# [OBJECTIVE]
Keep only the lines that hold the string "will", filtering out the rest of the entries below.
┏━━
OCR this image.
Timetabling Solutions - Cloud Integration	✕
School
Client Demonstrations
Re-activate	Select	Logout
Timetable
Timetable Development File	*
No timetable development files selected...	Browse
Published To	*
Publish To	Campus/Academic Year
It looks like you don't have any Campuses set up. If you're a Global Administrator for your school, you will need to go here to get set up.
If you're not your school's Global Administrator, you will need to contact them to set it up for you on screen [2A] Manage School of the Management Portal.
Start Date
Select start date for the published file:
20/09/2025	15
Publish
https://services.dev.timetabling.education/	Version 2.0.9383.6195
┗━━
┏━━
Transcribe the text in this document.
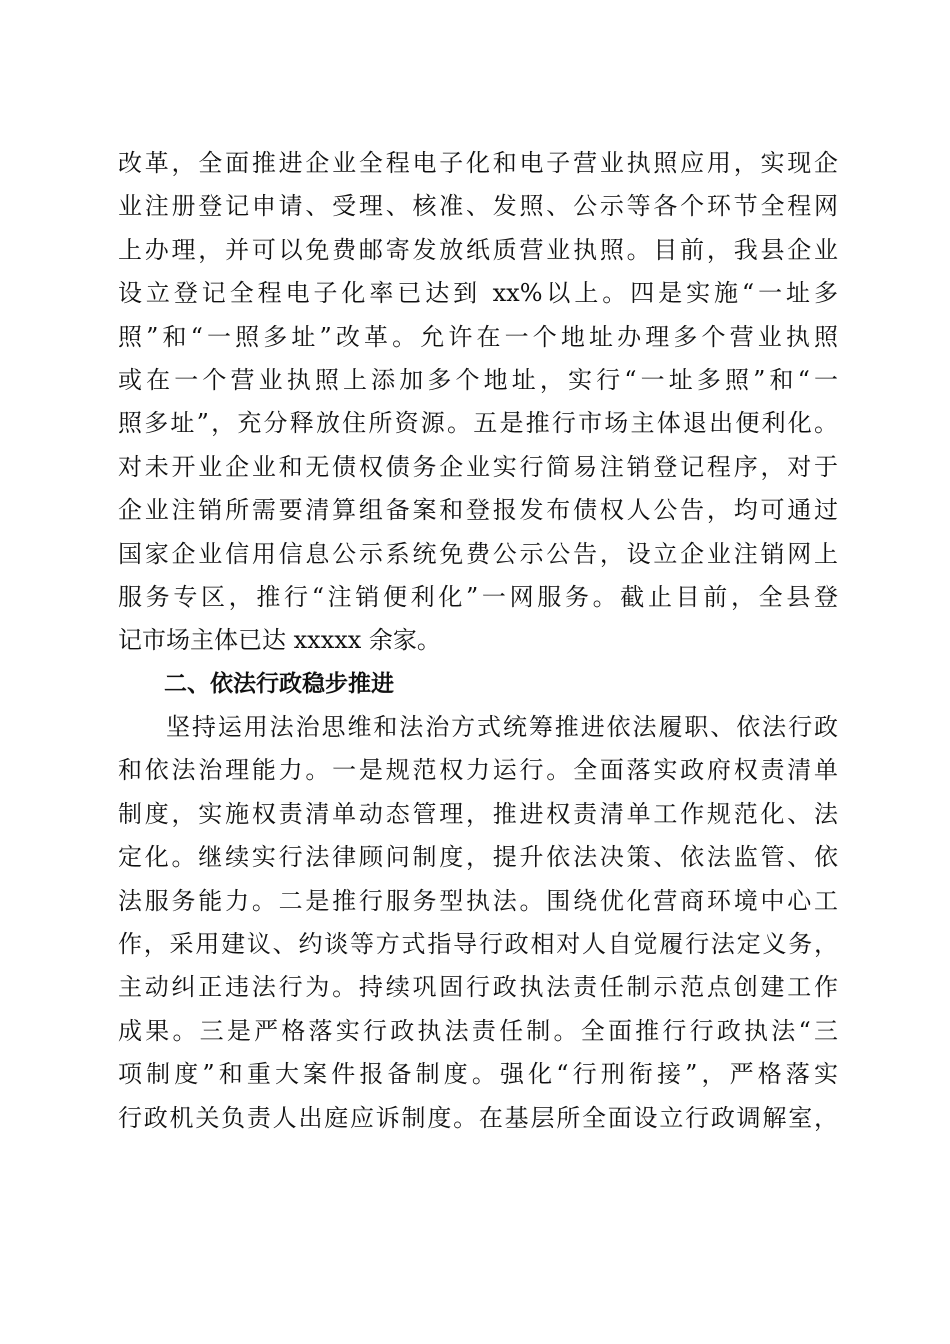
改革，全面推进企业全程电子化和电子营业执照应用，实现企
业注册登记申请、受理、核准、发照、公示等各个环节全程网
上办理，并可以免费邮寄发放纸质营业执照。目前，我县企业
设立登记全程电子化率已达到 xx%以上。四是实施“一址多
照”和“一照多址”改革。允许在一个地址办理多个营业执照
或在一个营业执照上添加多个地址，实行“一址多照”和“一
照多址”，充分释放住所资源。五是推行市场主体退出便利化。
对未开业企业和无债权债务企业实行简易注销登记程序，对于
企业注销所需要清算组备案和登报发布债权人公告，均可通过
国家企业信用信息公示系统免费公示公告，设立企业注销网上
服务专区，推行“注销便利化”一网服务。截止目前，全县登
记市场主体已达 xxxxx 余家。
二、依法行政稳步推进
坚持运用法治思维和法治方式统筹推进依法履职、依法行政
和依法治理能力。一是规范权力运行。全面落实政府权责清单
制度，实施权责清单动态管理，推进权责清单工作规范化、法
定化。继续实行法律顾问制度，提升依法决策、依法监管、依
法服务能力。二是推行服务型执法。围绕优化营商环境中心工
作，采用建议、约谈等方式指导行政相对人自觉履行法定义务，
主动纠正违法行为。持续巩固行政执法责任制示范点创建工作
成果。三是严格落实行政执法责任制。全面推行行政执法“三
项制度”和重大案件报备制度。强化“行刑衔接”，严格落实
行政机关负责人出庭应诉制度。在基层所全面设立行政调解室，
┗━━
# [ANSWER IN FULL]
It looks like you don't have any Campuses set up. If you're a Global Administrator for your school, you will need to go here to get set up.
If you're not your school's Global Administrator, you will need to contact them to set it up for you on screen [2A] Manage School of the Management Portal.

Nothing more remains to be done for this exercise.